### WHAT THE TASK ASKS
Quote, without change, all of the lines that follow.
=== PROVIDED INFORMATION ===
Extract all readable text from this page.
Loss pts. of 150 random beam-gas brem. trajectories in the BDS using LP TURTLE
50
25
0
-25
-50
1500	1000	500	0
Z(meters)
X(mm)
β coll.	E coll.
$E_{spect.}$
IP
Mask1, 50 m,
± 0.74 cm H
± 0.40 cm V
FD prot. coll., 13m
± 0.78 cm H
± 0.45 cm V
===
### RESULT
Extract all readable text from this page.
Loss pts. of 150 random beam-gas brem. trajectories in the BDS using LP TURTLE
50
25
0
-25
-50
1500	1000	500	0
Z(meters)
X(mm)
β coll.	E coll.
$E_{spect.}$
IP
Mask1, 50 m,
± 0.74 cm H
± 0.40 cm V
FD prot. coll., 13m
± 0.78 cm H
± 0.45 cm V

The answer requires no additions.